### Task statement
Identify each line holding the string "Epiphan" and copy it.

━━━ Provided records ━━━

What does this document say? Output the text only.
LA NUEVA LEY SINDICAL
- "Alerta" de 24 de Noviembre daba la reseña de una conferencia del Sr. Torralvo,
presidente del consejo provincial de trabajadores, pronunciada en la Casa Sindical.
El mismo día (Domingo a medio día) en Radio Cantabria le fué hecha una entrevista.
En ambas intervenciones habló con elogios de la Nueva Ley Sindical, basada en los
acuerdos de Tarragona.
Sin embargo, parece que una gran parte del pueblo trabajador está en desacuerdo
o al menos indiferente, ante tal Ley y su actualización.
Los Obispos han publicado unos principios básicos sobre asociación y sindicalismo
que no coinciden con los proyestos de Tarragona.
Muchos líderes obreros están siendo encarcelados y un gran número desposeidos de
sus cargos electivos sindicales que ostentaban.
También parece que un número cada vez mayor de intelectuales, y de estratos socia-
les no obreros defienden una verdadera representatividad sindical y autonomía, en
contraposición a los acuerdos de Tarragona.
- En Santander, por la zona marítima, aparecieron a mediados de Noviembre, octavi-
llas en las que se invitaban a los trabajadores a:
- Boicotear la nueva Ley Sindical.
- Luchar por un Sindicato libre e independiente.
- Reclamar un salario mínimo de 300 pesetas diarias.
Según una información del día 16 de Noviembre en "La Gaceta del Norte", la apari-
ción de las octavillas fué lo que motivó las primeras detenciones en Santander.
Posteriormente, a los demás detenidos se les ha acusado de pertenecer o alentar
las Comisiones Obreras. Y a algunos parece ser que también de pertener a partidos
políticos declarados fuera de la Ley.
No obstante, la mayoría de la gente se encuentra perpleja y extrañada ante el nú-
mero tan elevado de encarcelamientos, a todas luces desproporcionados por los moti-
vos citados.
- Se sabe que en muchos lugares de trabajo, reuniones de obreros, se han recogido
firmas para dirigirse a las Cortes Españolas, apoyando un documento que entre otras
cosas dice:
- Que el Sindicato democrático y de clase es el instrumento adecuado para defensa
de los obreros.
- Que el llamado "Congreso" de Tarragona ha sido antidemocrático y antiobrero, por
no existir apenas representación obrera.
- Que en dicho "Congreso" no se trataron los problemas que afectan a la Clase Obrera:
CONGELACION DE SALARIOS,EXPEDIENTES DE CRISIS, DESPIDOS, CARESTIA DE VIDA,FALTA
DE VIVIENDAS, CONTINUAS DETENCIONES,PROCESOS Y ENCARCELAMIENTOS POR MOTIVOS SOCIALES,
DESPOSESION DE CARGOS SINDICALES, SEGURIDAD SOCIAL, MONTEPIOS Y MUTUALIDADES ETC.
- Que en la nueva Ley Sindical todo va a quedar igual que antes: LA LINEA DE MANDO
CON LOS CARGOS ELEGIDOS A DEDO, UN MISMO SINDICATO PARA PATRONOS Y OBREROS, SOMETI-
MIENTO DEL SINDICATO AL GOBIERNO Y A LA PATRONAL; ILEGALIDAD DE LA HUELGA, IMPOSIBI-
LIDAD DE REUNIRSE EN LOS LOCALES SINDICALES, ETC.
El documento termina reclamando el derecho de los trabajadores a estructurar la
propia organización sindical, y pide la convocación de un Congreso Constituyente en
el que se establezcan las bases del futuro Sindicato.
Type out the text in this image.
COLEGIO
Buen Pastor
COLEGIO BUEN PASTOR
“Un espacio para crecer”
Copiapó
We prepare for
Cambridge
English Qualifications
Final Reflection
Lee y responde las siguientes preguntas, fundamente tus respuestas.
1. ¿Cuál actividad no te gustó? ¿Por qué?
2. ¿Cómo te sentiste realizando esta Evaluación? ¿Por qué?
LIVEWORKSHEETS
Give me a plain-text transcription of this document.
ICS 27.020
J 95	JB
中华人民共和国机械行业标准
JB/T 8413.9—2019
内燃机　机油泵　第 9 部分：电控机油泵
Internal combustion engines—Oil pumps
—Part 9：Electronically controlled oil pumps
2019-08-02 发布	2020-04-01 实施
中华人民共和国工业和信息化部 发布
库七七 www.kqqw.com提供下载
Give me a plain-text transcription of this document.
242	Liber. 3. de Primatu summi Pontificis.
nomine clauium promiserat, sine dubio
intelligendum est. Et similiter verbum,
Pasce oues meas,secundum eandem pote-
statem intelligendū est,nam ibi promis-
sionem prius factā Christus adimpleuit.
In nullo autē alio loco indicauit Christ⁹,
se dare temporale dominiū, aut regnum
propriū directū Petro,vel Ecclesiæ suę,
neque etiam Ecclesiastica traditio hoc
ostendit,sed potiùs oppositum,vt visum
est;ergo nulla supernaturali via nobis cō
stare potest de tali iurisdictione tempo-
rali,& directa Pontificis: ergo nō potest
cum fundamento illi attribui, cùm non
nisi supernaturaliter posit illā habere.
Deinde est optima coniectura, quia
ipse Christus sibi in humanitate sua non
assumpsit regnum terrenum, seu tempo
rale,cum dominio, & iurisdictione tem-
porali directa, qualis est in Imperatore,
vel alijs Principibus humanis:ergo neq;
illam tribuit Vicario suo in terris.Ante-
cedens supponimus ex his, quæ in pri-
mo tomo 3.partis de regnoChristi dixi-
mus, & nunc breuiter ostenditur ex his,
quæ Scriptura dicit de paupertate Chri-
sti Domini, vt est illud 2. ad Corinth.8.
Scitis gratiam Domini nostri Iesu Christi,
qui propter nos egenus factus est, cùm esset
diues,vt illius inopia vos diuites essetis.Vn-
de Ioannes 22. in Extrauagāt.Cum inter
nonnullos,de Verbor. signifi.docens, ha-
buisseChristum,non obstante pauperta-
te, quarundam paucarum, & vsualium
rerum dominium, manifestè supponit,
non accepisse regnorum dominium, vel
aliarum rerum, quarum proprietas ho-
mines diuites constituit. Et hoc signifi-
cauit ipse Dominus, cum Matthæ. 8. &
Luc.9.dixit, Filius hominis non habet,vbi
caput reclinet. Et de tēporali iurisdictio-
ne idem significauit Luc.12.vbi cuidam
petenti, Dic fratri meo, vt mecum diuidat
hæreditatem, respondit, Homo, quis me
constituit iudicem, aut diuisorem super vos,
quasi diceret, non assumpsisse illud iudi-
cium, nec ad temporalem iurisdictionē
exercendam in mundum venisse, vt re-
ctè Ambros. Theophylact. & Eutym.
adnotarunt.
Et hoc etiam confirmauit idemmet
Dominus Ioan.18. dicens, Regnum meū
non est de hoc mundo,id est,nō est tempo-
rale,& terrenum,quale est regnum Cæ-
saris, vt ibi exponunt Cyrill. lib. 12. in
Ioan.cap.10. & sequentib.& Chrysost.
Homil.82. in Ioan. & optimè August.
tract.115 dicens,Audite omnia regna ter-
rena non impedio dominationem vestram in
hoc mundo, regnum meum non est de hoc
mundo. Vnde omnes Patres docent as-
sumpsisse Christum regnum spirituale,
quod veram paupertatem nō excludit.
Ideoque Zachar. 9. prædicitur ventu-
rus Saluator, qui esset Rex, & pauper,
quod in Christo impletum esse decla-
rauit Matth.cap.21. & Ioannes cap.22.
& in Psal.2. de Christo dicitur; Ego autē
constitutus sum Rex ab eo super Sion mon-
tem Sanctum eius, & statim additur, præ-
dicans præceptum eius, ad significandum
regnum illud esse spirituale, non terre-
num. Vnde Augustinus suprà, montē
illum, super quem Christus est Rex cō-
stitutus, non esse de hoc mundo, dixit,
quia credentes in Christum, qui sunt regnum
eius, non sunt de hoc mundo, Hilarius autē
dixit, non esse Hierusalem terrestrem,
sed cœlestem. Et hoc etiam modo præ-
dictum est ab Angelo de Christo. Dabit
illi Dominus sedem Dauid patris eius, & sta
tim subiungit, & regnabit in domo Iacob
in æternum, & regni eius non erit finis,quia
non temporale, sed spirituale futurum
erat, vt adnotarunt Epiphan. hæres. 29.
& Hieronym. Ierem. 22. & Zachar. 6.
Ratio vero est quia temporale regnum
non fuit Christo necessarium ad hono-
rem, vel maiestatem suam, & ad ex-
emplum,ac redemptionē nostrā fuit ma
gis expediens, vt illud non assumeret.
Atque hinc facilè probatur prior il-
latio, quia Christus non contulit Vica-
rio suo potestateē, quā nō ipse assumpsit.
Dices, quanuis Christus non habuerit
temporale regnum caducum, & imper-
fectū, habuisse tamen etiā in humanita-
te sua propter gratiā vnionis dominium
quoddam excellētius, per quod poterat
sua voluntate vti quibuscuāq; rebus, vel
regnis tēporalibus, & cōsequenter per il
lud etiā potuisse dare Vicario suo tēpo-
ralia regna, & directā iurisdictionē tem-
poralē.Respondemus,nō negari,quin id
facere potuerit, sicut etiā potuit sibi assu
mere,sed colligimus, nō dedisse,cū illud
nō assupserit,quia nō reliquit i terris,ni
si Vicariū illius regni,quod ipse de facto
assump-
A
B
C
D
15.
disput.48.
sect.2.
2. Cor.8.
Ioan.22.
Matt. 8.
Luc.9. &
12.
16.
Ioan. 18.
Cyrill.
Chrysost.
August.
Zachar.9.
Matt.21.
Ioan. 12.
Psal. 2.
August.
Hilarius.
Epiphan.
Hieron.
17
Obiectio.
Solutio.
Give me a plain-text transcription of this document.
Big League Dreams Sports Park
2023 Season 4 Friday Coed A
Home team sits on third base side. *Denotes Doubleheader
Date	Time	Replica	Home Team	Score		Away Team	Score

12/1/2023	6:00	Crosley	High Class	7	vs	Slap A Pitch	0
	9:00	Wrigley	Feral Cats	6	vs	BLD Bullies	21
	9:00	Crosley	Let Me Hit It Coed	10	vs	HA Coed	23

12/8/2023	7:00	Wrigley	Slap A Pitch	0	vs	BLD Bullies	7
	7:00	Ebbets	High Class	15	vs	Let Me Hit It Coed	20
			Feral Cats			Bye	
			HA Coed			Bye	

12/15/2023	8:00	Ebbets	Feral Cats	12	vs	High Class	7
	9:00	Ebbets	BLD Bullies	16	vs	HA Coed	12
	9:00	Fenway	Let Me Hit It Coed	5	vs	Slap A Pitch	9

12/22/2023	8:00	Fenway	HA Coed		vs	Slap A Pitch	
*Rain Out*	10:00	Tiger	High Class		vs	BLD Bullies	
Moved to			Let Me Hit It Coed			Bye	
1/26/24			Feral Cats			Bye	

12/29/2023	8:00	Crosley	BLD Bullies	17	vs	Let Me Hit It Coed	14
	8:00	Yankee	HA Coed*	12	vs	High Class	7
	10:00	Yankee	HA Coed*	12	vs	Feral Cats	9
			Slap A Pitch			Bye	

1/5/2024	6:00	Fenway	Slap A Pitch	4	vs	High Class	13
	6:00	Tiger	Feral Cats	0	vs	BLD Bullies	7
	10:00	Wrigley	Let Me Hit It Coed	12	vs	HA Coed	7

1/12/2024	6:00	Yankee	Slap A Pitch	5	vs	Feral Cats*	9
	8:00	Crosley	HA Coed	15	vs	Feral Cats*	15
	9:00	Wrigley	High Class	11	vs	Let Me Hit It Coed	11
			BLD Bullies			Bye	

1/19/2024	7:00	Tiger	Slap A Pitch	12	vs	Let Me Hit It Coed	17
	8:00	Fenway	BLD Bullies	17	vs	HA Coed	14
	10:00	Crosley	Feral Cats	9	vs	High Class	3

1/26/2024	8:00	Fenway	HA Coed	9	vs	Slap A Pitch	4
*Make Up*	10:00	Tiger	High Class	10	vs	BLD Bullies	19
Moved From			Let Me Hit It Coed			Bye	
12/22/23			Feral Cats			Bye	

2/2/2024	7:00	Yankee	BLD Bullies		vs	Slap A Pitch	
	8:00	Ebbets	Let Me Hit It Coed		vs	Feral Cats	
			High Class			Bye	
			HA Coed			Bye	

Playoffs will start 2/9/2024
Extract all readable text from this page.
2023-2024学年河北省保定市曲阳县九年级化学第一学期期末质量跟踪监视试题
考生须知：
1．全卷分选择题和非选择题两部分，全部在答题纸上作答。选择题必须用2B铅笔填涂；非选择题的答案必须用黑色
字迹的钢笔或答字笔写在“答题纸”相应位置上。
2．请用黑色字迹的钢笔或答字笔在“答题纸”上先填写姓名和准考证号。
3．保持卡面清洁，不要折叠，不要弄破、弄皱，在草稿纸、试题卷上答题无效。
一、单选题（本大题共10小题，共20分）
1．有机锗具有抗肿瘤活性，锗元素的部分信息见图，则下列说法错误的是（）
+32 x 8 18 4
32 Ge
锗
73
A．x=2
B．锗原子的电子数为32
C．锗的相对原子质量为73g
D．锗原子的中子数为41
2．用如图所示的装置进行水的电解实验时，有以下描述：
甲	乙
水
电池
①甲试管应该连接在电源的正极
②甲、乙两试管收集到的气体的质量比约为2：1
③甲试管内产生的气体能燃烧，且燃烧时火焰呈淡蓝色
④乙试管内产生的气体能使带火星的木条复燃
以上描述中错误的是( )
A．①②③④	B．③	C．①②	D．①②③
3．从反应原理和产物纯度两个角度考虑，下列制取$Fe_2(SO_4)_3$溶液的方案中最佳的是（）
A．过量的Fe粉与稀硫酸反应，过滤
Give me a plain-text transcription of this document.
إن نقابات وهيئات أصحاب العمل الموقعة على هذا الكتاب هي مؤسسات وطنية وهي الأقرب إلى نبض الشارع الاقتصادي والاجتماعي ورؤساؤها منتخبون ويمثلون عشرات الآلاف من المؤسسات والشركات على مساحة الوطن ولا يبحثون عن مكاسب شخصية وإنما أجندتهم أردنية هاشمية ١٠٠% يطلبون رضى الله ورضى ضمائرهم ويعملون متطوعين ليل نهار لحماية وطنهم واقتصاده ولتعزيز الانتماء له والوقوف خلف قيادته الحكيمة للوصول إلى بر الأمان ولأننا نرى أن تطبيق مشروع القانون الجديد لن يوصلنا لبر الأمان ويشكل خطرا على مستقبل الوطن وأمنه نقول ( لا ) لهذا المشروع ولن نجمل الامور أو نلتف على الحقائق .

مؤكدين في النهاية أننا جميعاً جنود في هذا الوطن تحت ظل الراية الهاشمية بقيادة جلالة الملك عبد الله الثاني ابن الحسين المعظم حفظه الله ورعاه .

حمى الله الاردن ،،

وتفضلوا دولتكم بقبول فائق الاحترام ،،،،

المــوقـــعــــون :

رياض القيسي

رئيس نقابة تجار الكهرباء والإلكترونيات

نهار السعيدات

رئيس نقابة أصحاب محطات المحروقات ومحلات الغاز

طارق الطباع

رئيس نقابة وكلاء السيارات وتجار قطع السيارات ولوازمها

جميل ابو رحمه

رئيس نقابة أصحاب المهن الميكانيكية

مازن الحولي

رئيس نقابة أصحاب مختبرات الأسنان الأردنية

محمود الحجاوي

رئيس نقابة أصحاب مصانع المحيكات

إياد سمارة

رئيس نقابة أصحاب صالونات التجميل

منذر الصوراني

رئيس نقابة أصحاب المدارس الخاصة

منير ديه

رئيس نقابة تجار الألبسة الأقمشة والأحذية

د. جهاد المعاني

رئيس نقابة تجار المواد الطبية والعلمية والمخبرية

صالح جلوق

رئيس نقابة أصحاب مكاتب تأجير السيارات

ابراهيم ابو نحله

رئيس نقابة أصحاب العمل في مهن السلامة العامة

━━━

### Reply to the task
erat, vt adnotarunt Epiphan. hæres. 29.
Epiphan.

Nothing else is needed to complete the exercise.